**MATERIAL PROVIDED:**
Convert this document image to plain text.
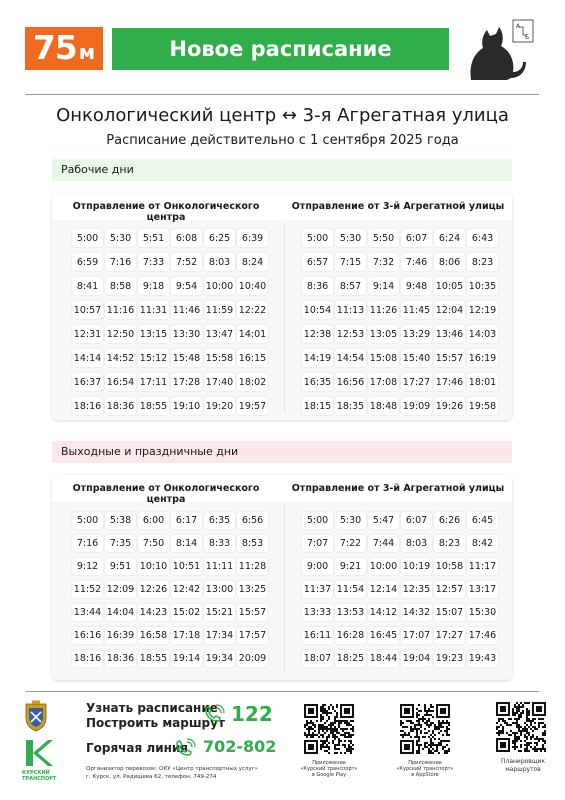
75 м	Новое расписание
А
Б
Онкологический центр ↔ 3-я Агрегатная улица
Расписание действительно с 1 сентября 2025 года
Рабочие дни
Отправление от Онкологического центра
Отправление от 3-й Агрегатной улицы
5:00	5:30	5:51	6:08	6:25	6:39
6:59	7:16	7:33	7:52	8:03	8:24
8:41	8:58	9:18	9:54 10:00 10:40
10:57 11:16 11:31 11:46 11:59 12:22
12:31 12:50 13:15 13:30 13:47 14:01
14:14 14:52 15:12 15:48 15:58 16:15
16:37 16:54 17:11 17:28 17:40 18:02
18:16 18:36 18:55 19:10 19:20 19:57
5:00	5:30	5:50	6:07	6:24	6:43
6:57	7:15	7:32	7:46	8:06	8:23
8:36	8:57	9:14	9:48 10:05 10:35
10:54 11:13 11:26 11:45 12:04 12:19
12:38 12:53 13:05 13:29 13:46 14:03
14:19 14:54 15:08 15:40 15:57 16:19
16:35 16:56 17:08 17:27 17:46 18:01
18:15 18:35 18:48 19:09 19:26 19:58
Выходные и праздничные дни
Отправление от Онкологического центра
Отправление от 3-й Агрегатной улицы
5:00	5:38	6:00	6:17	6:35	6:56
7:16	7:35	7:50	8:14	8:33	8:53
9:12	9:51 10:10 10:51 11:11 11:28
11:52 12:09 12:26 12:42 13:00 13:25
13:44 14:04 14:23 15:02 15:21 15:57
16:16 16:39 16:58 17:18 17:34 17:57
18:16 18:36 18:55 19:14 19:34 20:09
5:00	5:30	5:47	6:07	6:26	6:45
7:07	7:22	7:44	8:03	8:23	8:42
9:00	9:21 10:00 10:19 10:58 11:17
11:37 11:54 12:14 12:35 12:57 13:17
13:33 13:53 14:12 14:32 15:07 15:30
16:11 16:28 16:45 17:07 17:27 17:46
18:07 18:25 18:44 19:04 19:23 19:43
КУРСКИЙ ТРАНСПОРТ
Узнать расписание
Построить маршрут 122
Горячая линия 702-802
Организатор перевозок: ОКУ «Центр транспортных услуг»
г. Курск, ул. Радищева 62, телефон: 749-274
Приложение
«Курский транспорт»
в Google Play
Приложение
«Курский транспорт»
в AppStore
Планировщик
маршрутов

**WRITTEN EXERCISE:** Copy the whole of the material above exactly, but not its images.

**WORKED ANSWER:**
Convert this document image to plain text.
75 м	Новое расписание
А
Б
Онкологический центр ↔ 3-я Агрегатная улица
Расписание действительно с 1 сентября 2025 года
Рабочие дни
Отправление от Онкологического центра
Отправление от 3-й Агрегатной улицы
5:00	5:30	5:51	6:08	6:25	6:39
6:59	7:16	7:33	7:52	8:03	8:24
8:41	8:58	9:18	9:54 10:00 10:40
10:57 11:16 11:31 11:46 11:59 12:22
12:31 12:50 13:15 13:30 13:47 14:01
14:14 14:52 15:12 15:48 15:58 16:15
16:37 16:54 17:11 17:28 17:40 18:02
18:16 18:36 18:55 19:10 19:20 19:57
5:00	5:30	5:50	6:07	6:24	6:43
6:57	7:15	7:32	7:46	8:06	8:23
8:36	8:57	9:14	9:48 10:05 10:35
10:54 11:13 11:26 11:45 12:04 12:19
12:38 12:53 13:05 13:29 13:46 14:03
14:19 14:54 15:08 15:40 15:57 16:19
16:35 16:56 17:08 17:27 17:46 18:01
18:15 18:35 18:48 19:09 19:26 19:58
Выходные и праздничные дни
Отправление от Онкологического центра
Отправление от 3-й Агрегатной улицы
5:00	5:38	6:00	6:17	6:35	6:56
7:16	7:35	7:50	8:14	8:33	8:53
9:12	9:51 10:10 10:51 11:11 11:28
11:52 12:09 12:26 12:42 13:00 13:25
13:44 14:04 14:23 15:02 15:21 15:57
16:16 16:39 16:58 17:18 17:34 17:57
18:16 18:36 18:55 19:14 19:34 20:09
5:00	5:30	5:47	6:07	6:26	6:45
7:07	7:22	7:44	8:03	8:23	8:42
9:00	9:21 10:00 10:19 10:58 11:17
11:37 11:54 12:14 12:35 12:57 13:17
13:33 13:53 14:12 14:32 15:07 15:30
16:11 16:28 16:45 17:07 17:27 17:46
18:07 18:25 18:44 19:04 19:23 19:43
КУРСКИЙ ТРАНСПОРТ
Узнать расписание
Построить маршрут 122
Горячая линия 702-802
Организатор перевозок: ОКУ «Центр транспортных услуг»
г. Курск, ул. Радищева 62, телефон: 749-274
Приложение
«Курский транспорт»
в Google Play
Приложение
«Курский транспорт»
в AppStore
Планировщик
маршрутов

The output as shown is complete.